Dataset records:
┏━━

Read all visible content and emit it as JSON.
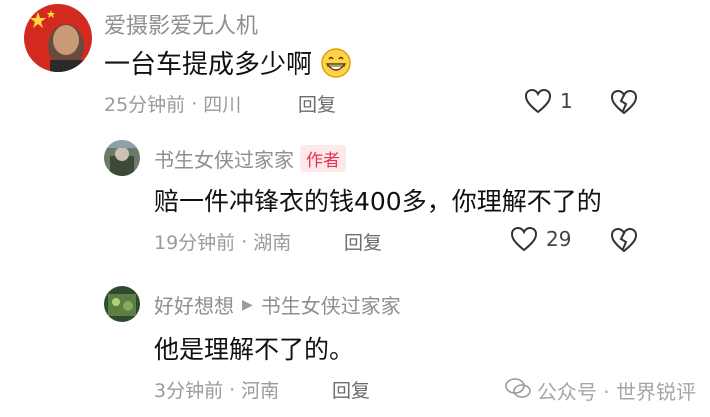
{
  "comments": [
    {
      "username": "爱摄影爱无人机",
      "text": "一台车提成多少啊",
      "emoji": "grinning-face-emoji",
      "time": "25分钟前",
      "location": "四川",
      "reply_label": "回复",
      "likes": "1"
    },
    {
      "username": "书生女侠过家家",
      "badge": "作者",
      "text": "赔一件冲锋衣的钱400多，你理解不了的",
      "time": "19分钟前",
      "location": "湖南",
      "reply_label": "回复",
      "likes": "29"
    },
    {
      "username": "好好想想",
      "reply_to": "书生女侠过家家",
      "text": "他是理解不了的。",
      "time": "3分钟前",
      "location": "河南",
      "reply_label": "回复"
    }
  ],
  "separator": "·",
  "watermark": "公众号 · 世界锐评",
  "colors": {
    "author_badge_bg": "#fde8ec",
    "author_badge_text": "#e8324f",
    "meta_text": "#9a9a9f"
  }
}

┗━━
┏━━

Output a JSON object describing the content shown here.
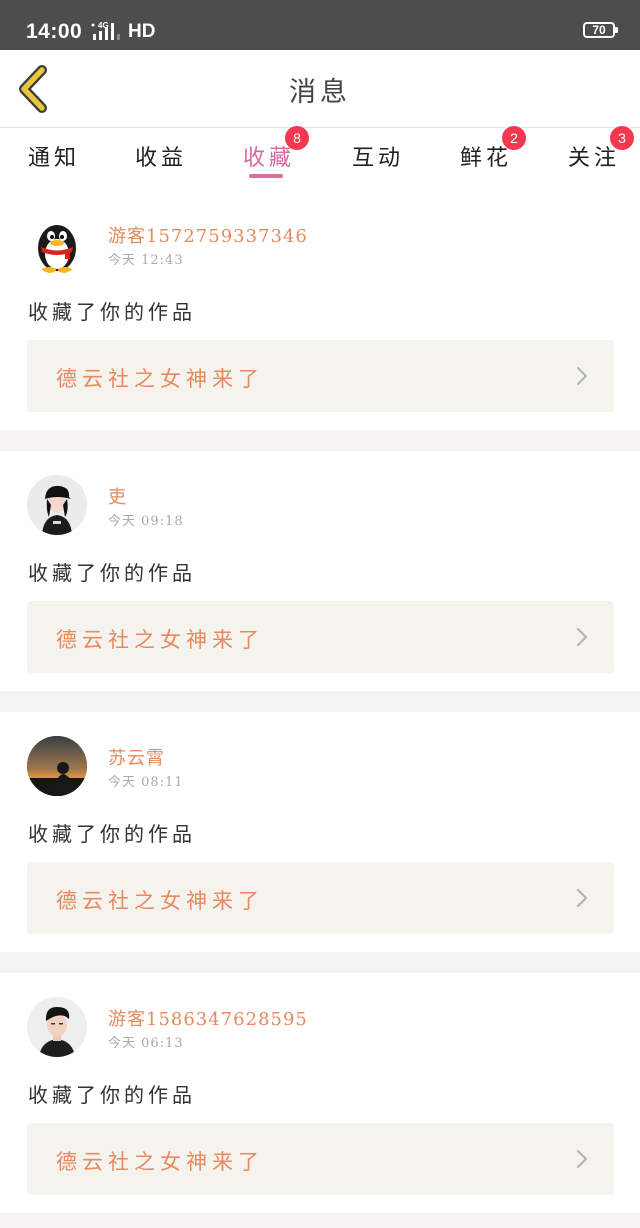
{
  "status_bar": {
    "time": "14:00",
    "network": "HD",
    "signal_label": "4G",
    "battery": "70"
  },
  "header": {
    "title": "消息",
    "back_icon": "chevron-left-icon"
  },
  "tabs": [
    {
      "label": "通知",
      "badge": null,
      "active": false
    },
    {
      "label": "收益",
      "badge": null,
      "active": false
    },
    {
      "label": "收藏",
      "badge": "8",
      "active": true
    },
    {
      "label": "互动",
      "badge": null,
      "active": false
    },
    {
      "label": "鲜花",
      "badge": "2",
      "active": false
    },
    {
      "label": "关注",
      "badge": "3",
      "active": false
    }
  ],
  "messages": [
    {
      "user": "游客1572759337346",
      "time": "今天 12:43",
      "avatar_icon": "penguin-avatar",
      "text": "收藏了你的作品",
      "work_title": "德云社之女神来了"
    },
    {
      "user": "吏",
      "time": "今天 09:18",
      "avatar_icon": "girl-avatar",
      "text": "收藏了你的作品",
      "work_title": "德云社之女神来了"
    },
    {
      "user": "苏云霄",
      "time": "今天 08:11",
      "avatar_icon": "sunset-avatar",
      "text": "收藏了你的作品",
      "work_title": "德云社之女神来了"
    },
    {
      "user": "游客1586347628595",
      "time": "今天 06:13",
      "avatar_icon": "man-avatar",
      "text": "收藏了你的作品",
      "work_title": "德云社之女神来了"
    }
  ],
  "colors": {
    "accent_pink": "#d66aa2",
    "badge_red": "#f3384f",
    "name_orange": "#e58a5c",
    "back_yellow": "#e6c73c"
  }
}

┗━━
┏━━

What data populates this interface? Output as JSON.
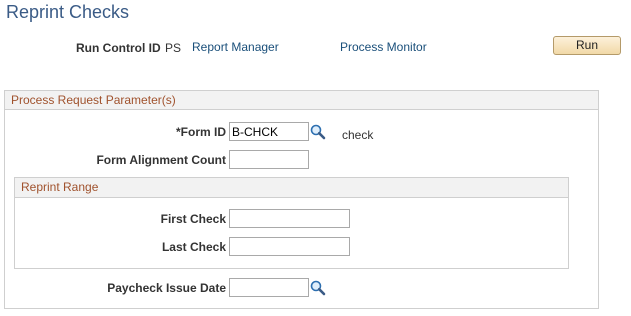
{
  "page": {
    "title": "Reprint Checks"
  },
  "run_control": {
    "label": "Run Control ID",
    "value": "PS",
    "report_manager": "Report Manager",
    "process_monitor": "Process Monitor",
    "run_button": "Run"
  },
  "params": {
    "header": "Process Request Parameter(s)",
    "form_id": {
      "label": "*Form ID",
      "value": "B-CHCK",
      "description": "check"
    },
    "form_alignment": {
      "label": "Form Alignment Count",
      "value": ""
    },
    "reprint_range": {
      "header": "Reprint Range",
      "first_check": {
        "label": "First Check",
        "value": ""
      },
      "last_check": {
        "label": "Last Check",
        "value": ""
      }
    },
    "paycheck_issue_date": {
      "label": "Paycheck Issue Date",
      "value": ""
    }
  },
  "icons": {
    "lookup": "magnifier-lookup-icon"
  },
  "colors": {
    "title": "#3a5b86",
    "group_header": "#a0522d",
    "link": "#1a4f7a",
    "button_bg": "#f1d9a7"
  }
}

┗━━

* _EXERCISE DETAILS_: In the records above, find each line that holds the word "username"; copy all such lines.

* _FINISHED EXERCISE_:
      "username": "爱摄影爱无人机",
      "username": "书生女侠过家家",
      "username": "好好想想",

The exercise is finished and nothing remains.